Explore the material:
[1] In the post on the sarin find, what does the writer identify as the issue in all toxicology?
[2] Reproduce the passage of the post on the sarin find starting with "So depending on" and going on through "thing one bit.".
[3] Extend the post on the sarin find, picking up after its final sentence.

Document segment:
========================================================================
So depending on which side of the war debate you listen to, that IED they found over there this week that may or may not have contained sarin may or may not be the proof they were looking for that either justified the invasion, or demonstrated the total folly of sending blood and treasure over there. Personally, I'm underwhelmed; we knew that Saddam had sarin (duh, he'd used it) and so it's probably not surprising there's some lying around right now. I want to know where the thousands and thousands of gallons went, but that's just me, and I probably shouldn't be asking pesky questions like this.
I think the Poor Man gets it more or less right on the significance of this find, and for whatever it might be worth it doesn't change my opinion on the whole thing one bit.
I would, however, like the say that Boortz's claim that a gallon of sarin could kill 60,000 people is bullshit. Anyone who offers up numbers like that -- X amount of Y could kill Z people -- doesn't know what they're talking about. The issue here, as with all toxicology, is dose and exposure route. A gallon of highly diluted sarin might be safe to drink (if it were diluted enough); I don't want to get into a discussion of LD50 and LCt50, because it's complicated and I'd have to make a table, and I don't want to make a table because the stylesheet doesn't handle them as well as it should. (Translation: I"m a lazy son of a bitch.) But there is one point I want to make, and this actually goes for just about every weapon of mass destruction save for honest-to-god nuclear weapons.
========================================================================
(Bounding box prediction data)
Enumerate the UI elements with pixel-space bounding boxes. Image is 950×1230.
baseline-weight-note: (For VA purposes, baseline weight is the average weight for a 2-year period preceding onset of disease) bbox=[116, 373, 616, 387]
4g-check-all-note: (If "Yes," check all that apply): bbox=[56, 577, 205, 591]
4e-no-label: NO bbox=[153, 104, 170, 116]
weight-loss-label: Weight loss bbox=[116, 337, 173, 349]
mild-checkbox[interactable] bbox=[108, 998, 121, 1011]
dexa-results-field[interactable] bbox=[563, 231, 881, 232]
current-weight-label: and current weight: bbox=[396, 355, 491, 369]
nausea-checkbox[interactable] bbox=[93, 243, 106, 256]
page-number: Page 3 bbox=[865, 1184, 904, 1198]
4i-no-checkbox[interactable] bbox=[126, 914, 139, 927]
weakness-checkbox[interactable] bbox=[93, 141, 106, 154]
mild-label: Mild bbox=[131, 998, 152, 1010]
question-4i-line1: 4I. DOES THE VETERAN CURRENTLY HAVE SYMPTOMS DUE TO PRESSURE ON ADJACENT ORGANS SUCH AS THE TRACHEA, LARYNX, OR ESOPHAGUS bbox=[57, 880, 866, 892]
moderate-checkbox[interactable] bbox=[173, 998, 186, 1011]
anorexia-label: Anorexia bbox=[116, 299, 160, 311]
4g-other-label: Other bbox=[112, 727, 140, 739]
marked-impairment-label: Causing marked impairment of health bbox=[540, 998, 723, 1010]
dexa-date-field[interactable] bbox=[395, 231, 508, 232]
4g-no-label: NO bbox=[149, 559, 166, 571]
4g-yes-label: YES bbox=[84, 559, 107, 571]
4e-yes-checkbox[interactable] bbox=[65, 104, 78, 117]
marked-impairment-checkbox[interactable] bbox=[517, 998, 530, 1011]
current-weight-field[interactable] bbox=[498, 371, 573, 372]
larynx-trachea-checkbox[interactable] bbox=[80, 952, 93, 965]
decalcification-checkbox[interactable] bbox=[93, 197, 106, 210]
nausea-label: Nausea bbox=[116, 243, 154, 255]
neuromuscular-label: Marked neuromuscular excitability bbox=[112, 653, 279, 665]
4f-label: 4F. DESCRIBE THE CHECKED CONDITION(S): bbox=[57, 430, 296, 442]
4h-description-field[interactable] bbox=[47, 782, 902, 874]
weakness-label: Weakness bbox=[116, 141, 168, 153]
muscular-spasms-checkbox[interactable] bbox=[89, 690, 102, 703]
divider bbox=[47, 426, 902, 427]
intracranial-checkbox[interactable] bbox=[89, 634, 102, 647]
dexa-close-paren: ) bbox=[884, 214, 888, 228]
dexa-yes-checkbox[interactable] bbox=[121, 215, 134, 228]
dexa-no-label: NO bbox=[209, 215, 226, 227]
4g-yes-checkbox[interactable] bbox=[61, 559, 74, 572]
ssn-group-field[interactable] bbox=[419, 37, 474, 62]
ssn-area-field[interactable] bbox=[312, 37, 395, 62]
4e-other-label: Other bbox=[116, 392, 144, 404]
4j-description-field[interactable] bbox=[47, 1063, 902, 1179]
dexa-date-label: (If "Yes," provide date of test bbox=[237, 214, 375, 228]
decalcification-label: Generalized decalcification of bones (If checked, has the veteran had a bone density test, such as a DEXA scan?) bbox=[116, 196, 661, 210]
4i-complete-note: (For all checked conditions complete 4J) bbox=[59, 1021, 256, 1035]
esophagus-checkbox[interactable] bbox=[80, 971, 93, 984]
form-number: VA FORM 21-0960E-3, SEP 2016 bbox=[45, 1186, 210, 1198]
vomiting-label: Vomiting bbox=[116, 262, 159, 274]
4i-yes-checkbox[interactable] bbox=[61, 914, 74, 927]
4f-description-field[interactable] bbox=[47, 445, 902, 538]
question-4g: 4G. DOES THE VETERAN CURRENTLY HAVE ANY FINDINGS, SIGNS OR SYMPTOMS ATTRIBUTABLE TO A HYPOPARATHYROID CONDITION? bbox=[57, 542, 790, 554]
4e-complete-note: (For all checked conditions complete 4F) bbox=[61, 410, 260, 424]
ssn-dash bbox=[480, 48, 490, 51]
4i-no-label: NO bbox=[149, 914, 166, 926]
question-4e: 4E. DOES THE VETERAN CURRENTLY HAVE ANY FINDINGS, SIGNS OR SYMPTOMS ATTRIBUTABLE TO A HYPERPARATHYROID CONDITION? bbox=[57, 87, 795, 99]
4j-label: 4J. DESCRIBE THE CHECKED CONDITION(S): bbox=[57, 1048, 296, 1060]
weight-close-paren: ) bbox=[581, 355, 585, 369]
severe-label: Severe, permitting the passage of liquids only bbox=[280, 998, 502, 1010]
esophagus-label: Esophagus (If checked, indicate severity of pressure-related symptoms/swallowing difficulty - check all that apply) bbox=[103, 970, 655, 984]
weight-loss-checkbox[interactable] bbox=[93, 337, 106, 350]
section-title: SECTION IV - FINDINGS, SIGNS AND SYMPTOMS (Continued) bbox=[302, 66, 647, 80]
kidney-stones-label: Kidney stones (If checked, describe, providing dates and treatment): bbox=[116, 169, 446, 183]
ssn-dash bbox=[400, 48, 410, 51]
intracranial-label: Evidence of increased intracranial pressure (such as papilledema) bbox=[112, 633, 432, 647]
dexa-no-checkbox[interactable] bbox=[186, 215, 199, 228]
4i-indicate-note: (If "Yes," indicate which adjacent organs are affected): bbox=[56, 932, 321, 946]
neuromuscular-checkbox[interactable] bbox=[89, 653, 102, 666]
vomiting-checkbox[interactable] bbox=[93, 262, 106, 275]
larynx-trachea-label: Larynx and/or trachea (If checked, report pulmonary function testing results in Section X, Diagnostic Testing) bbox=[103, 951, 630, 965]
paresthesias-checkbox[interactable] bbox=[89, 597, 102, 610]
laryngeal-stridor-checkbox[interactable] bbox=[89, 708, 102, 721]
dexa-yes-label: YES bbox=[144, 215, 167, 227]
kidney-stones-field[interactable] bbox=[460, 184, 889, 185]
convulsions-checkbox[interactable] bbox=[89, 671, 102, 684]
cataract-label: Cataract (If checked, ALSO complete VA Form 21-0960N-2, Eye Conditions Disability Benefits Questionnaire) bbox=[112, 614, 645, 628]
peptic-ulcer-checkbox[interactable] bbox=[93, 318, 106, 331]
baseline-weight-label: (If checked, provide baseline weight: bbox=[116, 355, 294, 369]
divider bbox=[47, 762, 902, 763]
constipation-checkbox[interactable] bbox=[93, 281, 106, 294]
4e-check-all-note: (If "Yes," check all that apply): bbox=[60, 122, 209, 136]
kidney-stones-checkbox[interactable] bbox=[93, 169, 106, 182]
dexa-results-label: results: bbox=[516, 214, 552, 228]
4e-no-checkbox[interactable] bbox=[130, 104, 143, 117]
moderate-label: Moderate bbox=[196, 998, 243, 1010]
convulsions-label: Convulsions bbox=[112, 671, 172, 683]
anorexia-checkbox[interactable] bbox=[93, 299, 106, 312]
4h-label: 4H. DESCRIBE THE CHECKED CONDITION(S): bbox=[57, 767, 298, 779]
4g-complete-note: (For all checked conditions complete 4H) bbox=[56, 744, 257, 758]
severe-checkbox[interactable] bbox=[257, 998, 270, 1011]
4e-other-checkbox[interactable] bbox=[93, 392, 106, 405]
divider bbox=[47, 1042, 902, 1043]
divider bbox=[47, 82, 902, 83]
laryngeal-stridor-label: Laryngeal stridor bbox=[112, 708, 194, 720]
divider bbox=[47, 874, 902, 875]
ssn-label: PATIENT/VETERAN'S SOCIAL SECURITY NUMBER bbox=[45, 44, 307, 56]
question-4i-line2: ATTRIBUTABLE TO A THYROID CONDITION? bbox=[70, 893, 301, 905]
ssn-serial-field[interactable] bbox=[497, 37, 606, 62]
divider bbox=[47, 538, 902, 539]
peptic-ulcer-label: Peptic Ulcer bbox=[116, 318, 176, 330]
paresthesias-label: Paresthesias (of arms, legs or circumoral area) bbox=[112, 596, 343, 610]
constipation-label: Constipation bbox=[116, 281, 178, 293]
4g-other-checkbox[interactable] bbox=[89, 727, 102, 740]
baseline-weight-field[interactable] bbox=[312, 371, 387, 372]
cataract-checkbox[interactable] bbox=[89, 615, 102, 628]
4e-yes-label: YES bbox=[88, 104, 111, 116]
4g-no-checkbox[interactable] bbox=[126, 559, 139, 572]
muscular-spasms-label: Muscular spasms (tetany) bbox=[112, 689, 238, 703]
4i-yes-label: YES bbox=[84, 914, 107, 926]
========================================================================
Answers to each task:
[1] Dose and exposure route.

[2]
So depending on which side of the war debate you listen to, that IED they found over there this week that may or may not have contained sarin may or may not be the proof they were looking for that either justified the invasion, or demonstrated the total folly of sending blood and treasure over there. Personally, I'm underwhelmed; we knew that Saddam had sarin (duh, he'd used it) and so it's probably not surprising there's some lying around right now. I want to know where the thousands and thousands of gallons went, but that's just me, and I probably shouldn't be asking pesky questions like this.
I think the Poor Man gets it more or less right on the significance of this find, and for whatever it might be worth it doesn't change my opinion on the whole thing one bit.

[3]
You've probably heard the canard that a pound of plutonium, properly dispersed, would kill everyone on earth six times over (or whatever). That's true, but the dispersal technology is important. NOVA's program on radiation dispersal devices talked about the effects of powdered cesium flying all over town, without mentioning that most cesium powder granules are about the same size as beach sand. Try this experiment sometime: Go to the beach, take a handful of sand, and throw it up into the air. Now try to breathe some of it in. Hard, isn't it? RDD fearmongers like to overstate the ease at which this stuff can get airborne; there is a very fine line between being light enough to float freely and heavy enough to fall, and it's really doubtful that someone could make this work without a lot of careful effort (which would probably kill them in the process -- think about the last time you dusted your home, how much you were sneezing). The same problems apply to biological weapons, which is why the dangerous technology isn't in synthesis or growth of pathogens but rather in the "weaponization" of these bugs; personally, I'd rather infect some poor sap and have him cough his lungs out on an airplane (which is probably what will happen, since it's easier).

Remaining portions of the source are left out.